__PROMPT__.
Gather all lines in the entries below that include the word "县发展和改革局".

__GIVEN DATA__.
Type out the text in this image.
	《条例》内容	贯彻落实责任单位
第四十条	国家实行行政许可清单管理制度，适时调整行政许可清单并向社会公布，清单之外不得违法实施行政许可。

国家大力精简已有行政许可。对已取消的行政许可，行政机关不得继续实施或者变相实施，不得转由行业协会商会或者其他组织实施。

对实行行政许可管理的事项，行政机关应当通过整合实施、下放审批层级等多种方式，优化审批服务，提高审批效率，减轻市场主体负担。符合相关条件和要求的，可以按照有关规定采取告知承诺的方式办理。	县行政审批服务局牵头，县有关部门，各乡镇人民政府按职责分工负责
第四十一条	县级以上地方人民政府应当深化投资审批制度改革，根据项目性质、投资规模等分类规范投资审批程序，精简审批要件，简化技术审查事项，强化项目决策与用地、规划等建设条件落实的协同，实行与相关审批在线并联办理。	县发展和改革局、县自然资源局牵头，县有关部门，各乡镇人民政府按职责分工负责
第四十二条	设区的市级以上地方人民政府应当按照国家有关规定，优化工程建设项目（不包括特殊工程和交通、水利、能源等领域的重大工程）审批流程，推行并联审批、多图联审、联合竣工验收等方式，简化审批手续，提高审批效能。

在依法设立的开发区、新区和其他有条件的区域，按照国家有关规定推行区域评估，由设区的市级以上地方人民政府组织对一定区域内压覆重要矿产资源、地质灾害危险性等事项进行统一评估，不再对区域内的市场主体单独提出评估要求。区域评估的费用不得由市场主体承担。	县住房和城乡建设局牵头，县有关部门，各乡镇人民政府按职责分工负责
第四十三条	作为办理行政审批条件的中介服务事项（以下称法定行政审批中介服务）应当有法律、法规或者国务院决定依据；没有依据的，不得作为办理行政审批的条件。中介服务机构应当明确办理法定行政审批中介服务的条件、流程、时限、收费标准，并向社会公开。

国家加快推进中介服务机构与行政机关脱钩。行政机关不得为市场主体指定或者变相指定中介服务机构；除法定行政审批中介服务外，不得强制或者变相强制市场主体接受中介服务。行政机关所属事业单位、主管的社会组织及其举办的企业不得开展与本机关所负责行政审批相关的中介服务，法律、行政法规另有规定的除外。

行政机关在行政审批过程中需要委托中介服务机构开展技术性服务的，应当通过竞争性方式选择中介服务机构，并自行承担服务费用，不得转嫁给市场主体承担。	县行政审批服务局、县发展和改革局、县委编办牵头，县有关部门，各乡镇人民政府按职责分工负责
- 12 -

__TASK ANSWER__.
第四十一条	县级以上地方人民政府应当深化投资审批制度改革，根据项目性质、投资规模等分类规范投资审批程序，精简审批要件，简化技术审查事项，强化项目决策与用地、规划等建设条件落实的协同，实行与相关审批在线并联办理。	县发展和改革局、县自然资源局牵头，县有关部门，各乡镇人民政府按职责分工负责
行政机关在行政审批过程中需要委托中介服务机构开展技术性服务的，应当通过竞争性方式选择中介服务机构，并自行承担服务费用，不得转嫁给市场主体承担。	县行政审批服务局、县发展和改革局、县委编办牵头，县有关部门，各乡镇人民政府按职责分工负责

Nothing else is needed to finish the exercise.